▸ **課題項目**
後に示す対地絶縁抵抗成分の重み付け処理についての抜粋を、その最後の文に続けて書き進めてください。

また、本実施の形態では0.8sec置きに対地絶縁抵抗成分IgRが得られるため、ユーザは高い時間分解能で絶縁状態を監視できる。また、対地静電容量成分IgCも0.8sec置きに得られるため、対地静電容量成分抑制御のフィードバック応答も速い。
更に、上記0.8sec置きに求められた測定信号Mの対地絶縁抵抗成分IgRは図2の重み付け処理部96に入力される。そして、この重み付け処理部96は、今回の対地絶縁抵抗成分信号IgRが前回の対地絶縁抵抗成分信号IgRよりも所定以上の割合で増加した場合は、今回の対地絶縁抵抗成分信号IgRに1よりも小さい重み付けをして今回対地絶縁抵抗成分信号IgRとし、それ以外の場合は、今回の対地絶縁抵抗成分信号IgRをそのまま今回の対地絶縁抵抗成分信号IgRとする。以下、具体的に説明する。
図8に実施の形態による重み付け処理部の動作説明図を示す。図において、時刻t1より6.4sec経過した時点で最初の絶縁抵抗成分IgR1が得られ、その値が表示部101に表示される。更に、その0.8sec後には2番目の絶縁抵抗成分IgR2が得られるが、これは前回の抵抗成分IgR1よりも小さいのでそのままの値が表示される。更に、次の絶縁抵抗成分IgR3は前回の絶縁抵抗成分IgR2よりも大きいが、所定の増分限界θを超えていないので、そのままの値が表示される。

▸ **提供データ**
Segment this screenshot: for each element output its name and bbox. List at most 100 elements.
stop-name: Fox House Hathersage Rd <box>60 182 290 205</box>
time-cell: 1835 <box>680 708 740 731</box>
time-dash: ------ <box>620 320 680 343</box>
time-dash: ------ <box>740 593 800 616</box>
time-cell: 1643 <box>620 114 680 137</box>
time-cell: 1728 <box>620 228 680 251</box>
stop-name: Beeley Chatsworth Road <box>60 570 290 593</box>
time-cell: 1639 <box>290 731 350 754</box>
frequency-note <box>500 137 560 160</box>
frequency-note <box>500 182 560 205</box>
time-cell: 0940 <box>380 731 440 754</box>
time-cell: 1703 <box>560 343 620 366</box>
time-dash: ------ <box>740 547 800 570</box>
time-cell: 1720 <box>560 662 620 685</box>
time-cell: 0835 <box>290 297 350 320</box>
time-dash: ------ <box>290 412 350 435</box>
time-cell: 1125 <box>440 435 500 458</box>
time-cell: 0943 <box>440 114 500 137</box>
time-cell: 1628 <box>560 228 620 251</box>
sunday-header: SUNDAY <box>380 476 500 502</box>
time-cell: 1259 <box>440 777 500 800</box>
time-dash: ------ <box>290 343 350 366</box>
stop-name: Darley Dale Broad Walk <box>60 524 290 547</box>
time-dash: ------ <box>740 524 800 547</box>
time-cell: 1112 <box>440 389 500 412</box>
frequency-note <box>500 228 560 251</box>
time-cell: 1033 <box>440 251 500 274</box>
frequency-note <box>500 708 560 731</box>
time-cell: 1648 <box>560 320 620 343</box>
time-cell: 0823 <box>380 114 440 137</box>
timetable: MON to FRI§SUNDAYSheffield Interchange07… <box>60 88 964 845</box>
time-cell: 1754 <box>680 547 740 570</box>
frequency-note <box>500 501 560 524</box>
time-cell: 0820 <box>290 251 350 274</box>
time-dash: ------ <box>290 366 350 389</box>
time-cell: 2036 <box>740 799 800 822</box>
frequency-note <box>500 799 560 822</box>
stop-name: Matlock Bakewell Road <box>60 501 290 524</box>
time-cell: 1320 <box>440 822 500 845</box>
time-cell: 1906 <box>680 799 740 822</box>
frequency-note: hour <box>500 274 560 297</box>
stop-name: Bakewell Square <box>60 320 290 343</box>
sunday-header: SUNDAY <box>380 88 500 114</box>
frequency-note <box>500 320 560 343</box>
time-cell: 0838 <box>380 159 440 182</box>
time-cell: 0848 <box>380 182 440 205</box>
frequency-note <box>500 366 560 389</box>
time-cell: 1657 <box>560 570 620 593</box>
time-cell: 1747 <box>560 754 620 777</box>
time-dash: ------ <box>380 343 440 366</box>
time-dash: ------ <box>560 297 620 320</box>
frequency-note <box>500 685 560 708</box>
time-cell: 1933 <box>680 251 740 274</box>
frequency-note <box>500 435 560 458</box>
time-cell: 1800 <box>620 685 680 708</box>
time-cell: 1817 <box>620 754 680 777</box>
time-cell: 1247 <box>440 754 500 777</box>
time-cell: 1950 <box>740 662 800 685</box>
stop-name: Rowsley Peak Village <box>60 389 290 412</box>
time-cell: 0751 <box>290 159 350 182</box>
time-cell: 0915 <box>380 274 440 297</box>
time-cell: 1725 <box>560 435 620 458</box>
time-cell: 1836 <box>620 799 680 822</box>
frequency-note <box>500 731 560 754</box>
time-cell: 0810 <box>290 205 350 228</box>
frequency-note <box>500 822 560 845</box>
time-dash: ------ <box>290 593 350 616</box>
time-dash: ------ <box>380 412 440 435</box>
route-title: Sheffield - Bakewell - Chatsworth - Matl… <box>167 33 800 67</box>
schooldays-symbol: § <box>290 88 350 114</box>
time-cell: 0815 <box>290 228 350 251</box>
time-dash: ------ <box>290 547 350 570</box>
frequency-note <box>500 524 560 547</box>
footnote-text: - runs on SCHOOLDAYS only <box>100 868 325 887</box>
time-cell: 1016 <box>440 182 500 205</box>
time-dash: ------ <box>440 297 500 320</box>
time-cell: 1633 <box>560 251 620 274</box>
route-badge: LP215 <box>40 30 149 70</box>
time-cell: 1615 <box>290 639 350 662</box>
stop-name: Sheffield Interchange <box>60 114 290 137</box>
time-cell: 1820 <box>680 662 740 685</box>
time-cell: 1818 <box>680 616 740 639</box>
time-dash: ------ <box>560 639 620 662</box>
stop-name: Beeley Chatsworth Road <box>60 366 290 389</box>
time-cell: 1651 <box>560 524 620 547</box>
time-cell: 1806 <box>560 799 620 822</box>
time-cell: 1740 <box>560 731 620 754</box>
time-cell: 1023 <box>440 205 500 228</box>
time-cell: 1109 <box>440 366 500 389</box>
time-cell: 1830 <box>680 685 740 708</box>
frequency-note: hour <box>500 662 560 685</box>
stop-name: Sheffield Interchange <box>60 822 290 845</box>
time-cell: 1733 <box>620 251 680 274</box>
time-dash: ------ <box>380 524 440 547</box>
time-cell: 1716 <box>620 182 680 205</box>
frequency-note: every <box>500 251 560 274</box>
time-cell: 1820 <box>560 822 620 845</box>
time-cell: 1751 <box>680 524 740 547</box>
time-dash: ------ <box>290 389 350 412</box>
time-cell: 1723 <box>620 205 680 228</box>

▸ **課題の解答**
以下同様にして進み、この例では第5番目の絶縁抵抗成分IgR5が4番目の抵抗成分IgR4に対する所定の増分限界θを上回るため、この絶縁抵抗成分IgR5に所定の倍率(例えば0.6〜0.8)が掛けられて新たな絶縁抵抗成分IgR5’に変換され、この値が表示部101に表示される。また同様にして、第8番目の絶縁抵抗成分IgR8も所定の増分限界θを上回るため所定の倍率が掛けられて新たな絶縁抵抗成分IgR8’となり、この値が表示部101に表示される。こうして、瞬間的なノイズ成分の急増に伴う絶縁抵抗成分IgRの急増は有効に緩和されることとなり、監視者に不安定感を与えない。
更に、時刻t2からのケースでは、第16番目の絶縁抵抗成分IgR16の生成後、続く各測定信号Mの絶縁抵抗成分IgR17〜IgR27については、途中のIgR22以外は、通常の絶縁劣化に伴い比較的緩やかに上昇している。この場合は、何れも所定の増分限界θを超えないので、重み付け処理を受けることもなくそのままの抵抗値で表示される。そして、この例では所定閾値TH3を超えた後の、例えば4回目(IgR27)の時点で漏電判定部97により絶縁不良ALMが検出され、その旨の「警報」が警報出力部103に出力される。また、負荷2等における急な短絡事故に伴い、得られた各絶縁抵抗成分IgRが一様かつ急峻に上昇したような場合は、僅かな時間遅れはあるものの、実際上速やかに且つ確実に絶縁不良ALMが検出される。
なお、上記実施の形態では連続する基準信号8サイクル(0.4sec)毎に閾値範囲の判定を行ったが、これに限らない。閾値範囲の判定周期は任意に設定できる。また、上記実施の形態では一例の数値例を伴って各部の動作を具体的に説明したが、本発明がこれらの数値例に限定されないことは言うまでも無い。
実施の形態による絶縁監視装置のブロック図である。 実施の形態による演算処理部のブロック図である。 実施の形態による累積加算判定部のフローチャートである。 実施の形態による累積加算判定部の動作説明図である。 実施の形態による閾値更新部のフローチャートである。 実施の形態による閾値更新部の動作説明図である。 実施の形態によるCR分離部の動作説明図である。 実施の形態による重み付け処理部の動作説明図である。 従来技術を説明する図である。
符号の説明
1 変圧器(受電変圧器)
2 負荷
3 第1の電路
4 B種接地線
5 第2の電路
10 絶縁監視装置
20 監視信号発生部
21 発振器(OSC)
22 増幅器
30 注入手段(重畳トランス:CT)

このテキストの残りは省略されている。